### Source text:
◇ ◇ ◇ ◇ ◇
According to Julie Silver, MD, an assistant professor at Harvard Medical School and author of Chicken Soup for the Soul: Hope & Healing for Your Breast Cancer Journey, Osbourne’s decision to undergo the radical surgery wasn’t some celebrity whim.

“For someone who tests positive for BRCA--the breast cancer gene--a prophylactic mastectomy is often lifesaving,” Dr. Silver says.

Having a mastectomy to stay one step ahead of cancer can be dramatic and heart wrenching choice, but Dr. Silver says it can be a game changer in high risk situations. A woman who is genetically predisposed to developing breast cancer is far less likely to ever be diagnosed with the disease after having the surgery.

However, anyone who goes forward with the treatment--whether or not they have cancer--needs to understand there can be complications from the anesthesia and that post-operative recovery is often slow and painful. And if a woman also opts for breast reconstruction, this will involve additional surgeries and an even longer recovery.

“Rehabilitation, including physical therapy, is important for all women who undergo mastectomies, whether they have cancer or not,” Dr. Silver says.

If, like Osbourne, you discover you have the breast cancer gene, Dr. Silver urges you to speak to your doctor. Only a medical professional can help you accurately assess the pros and cons of having preemptive surgery.

“The Internet is a wonderful resource for information, but it can't take the place of getting expert advice about your unique family history and personal genetic makeup,” Dr. Silver notes. “Deciding whether it’s the right move for you depends upon your specific circumstances.”
◇ ◇ ◇ ◇ ◇
### Instructions:
A: Summarize the passage on prophylactic mastectomy in two sentences.
B: In the mastectomy passage, why does Dr. Silver urge someone with the breast cancer gene to speak to a doctor rather than rely on the Internet?
The records aren't needed for the work here.

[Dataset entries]
◇ ◇ ◇ ◇ ◇
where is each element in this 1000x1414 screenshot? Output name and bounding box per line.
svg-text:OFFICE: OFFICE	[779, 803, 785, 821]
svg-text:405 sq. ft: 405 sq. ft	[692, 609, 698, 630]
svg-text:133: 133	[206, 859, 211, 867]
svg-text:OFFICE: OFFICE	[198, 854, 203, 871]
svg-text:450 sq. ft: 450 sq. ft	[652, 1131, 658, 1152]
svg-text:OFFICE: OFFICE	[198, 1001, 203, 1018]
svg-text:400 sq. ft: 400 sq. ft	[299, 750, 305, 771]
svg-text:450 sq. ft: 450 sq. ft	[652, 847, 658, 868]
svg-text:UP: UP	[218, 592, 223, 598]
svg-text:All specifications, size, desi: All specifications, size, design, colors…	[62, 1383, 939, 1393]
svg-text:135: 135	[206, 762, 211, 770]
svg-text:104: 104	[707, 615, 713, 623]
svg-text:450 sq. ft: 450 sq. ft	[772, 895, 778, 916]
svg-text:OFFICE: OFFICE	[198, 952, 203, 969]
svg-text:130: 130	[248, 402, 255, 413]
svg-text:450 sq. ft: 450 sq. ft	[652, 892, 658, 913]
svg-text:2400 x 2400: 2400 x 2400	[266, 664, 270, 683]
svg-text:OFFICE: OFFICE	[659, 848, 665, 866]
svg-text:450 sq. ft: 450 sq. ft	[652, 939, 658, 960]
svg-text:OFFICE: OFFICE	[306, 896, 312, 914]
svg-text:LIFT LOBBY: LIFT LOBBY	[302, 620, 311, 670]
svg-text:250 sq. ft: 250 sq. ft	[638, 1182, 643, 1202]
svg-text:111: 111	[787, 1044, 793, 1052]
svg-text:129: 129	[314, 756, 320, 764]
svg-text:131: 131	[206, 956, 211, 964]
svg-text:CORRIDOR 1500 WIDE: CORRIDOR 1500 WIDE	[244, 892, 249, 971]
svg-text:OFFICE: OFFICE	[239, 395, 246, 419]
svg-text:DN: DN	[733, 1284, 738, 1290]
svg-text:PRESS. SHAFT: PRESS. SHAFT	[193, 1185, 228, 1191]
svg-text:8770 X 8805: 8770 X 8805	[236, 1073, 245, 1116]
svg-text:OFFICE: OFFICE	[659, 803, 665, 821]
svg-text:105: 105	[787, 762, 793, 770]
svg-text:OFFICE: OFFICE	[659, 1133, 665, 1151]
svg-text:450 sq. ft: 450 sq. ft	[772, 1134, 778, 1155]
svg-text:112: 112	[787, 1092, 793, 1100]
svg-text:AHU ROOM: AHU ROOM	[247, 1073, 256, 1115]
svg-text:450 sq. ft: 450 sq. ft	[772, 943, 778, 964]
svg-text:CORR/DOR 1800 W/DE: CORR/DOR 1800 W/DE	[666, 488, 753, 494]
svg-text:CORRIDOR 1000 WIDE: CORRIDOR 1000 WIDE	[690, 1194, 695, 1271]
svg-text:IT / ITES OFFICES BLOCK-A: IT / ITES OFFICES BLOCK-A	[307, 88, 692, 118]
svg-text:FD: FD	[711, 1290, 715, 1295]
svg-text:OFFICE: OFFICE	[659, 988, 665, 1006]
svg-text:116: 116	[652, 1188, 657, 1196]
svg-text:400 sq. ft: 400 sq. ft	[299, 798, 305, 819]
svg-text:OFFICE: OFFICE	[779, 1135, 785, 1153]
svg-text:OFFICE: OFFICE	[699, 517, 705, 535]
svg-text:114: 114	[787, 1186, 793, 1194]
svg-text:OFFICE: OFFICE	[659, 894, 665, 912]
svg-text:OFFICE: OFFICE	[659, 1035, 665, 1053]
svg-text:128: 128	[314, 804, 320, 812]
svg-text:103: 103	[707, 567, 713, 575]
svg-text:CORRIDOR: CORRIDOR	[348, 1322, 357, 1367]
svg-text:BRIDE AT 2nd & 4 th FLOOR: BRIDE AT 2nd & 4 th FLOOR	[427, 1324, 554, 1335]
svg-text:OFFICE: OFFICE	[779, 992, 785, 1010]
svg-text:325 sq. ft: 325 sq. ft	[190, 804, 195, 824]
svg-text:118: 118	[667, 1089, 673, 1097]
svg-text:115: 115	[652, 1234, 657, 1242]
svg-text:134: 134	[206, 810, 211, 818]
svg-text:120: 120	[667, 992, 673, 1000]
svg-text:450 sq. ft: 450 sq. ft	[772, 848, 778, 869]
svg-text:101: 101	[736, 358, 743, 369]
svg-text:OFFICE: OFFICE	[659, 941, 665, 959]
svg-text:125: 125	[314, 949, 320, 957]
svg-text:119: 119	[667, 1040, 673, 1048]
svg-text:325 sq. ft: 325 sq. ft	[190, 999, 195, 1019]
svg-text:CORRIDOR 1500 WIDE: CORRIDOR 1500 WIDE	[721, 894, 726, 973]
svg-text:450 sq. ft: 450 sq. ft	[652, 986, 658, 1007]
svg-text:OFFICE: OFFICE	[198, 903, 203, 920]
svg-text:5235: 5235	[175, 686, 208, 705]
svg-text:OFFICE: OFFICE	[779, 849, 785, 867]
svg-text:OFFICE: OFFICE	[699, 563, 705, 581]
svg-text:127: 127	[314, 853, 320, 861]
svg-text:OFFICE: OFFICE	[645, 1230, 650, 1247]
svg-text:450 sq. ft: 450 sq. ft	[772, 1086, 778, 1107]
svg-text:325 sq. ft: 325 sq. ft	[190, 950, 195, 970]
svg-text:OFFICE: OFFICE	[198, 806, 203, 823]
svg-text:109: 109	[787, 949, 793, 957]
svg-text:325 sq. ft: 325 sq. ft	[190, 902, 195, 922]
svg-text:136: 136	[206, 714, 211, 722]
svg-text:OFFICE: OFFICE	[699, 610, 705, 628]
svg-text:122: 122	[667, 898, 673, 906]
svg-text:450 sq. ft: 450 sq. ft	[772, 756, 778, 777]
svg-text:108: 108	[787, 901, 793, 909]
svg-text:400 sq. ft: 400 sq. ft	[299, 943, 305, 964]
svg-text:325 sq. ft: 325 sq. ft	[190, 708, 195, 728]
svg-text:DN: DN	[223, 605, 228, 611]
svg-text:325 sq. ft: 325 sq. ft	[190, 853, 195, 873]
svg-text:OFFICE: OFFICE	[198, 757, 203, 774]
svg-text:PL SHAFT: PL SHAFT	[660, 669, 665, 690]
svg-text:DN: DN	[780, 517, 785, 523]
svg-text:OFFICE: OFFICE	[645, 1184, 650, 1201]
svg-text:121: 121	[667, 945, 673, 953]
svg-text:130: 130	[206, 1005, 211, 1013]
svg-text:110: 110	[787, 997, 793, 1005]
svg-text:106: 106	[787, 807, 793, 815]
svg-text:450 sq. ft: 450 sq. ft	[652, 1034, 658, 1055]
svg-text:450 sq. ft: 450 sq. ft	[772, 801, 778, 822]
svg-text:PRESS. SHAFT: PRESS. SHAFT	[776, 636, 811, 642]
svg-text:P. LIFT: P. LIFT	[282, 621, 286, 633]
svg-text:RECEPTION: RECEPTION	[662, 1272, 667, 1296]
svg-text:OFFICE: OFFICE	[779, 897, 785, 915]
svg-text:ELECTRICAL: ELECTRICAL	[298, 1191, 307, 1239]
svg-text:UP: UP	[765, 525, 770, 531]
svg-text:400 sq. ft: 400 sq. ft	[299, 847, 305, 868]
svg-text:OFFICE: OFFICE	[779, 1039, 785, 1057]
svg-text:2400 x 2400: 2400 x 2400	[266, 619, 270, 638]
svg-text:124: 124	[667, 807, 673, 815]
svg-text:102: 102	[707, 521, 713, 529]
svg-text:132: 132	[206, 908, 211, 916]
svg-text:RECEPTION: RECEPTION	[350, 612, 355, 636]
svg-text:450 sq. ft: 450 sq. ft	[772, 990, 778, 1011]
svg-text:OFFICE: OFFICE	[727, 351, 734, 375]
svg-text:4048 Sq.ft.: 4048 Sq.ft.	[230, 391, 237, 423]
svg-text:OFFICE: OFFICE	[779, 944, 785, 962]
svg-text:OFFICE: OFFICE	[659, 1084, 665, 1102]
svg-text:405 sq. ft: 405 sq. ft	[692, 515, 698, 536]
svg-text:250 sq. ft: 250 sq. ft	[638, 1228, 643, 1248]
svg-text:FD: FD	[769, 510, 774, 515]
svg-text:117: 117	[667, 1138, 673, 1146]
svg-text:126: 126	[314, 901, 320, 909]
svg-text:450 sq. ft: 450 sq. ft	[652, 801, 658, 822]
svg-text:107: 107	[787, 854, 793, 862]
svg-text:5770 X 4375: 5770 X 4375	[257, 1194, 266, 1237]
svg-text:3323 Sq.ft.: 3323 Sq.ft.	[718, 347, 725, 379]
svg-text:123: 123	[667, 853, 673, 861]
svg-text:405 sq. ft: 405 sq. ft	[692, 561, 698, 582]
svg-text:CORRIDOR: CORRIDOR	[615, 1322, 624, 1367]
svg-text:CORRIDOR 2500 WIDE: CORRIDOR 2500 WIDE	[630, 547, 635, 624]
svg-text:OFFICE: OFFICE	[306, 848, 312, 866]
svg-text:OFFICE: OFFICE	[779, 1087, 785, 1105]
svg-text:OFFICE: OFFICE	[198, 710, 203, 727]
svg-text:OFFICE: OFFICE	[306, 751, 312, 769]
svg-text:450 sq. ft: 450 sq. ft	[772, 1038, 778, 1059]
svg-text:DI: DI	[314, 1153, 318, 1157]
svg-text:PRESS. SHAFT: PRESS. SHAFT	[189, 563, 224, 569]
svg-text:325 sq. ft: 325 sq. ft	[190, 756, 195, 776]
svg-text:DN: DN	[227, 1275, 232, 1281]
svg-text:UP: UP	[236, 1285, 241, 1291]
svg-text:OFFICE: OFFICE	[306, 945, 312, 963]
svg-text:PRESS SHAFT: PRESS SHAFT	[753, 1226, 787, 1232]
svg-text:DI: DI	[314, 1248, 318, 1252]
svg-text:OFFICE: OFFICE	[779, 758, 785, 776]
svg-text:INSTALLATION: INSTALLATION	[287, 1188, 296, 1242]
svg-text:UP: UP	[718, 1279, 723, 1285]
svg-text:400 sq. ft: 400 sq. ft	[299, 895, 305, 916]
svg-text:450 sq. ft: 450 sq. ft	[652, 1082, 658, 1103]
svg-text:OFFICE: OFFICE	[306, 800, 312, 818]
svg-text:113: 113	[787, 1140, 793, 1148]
◇ ◇ ◇ ◇ ◇
### Written answers:
A: Dr. Julie Silver says a prophylactic mastectomy is often lifesaving for someone who tests positive for the BRCA gene, making a genetically predisposed woman far less likely ever to be diagnosed with breast cancer, though the surgery can bring complications from anesthesia, a slow and painful recovery, and further surgeries and a longer recovery if reconstruction is chosen. She stresses that rehabilitation is important after any mastectomy and urges anyone who finds they carry the gene to talk with a doctor, since the right choice depends on specific circumstances.

B: Only a medical professional can help accurately assess the pros and cons of preemptive surgery. The Internet cannot replace expert advice about a person's unique family history and genetic makeup, and whether the surgery is right depends on specific circumstances.